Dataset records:
▶

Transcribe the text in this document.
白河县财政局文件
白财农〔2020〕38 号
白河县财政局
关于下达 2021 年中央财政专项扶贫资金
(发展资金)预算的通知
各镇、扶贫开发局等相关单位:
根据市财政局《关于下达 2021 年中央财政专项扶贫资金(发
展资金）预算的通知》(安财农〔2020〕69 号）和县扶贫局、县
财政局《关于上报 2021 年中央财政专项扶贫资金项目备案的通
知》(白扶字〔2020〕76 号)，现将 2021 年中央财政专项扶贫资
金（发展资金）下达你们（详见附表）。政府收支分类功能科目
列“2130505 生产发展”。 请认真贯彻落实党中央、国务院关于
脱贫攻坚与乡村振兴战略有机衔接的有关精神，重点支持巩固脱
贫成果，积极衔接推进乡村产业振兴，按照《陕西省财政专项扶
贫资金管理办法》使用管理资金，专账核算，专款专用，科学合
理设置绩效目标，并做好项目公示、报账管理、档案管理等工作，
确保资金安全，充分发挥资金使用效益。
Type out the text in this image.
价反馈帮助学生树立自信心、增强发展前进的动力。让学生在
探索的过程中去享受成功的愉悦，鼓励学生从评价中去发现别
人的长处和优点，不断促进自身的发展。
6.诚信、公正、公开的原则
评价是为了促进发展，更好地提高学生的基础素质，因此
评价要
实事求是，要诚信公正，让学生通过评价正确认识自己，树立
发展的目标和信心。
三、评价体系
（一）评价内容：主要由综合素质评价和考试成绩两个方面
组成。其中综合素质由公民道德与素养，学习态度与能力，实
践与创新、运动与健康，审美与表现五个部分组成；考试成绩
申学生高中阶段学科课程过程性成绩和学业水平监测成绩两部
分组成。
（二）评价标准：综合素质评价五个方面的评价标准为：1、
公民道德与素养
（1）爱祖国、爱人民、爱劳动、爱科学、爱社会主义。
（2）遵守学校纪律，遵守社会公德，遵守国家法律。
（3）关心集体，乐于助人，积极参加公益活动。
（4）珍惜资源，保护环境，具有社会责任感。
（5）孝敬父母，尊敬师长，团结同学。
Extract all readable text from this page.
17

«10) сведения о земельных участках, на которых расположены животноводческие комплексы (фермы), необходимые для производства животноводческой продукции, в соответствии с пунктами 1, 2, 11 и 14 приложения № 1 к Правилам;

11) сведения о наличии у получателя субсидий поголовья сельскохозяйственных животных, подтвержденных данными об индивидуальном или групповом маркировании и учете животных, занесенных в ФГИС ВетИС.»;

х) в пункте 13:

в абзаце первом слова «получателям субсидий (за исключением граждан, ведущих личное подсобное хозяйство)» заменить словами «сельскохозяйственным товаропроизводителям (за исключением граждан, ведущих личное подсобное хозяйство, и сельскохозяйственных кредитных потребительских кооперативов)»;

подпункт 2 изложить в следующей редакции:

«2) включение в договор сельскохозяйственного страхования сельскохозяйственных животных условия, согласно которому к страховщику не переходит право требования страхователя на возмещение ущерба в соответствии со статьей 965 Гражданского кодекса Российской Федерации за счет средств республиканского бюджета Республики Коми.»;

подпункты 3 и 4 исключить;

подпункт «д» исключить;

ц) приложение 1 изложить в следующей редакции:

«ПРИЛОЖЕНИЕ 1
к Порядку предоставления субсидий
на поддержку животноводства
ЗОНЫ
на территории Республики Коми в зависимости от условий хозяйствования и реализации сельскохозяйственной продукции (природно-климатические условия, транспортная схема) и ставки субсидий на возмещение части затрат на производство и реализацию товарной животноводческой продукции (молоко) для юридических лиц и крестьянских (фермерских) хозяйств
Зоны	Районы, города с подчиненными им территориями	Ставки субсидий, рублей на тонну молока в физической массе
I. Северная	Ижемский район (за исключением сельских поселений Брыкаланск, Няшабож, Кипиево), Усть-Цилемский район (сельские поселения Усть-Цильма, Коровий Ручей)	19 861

◀

● Task to carry out
Using the material above, state how many lines include the string "this". Answer with a single number.

● Solution below
3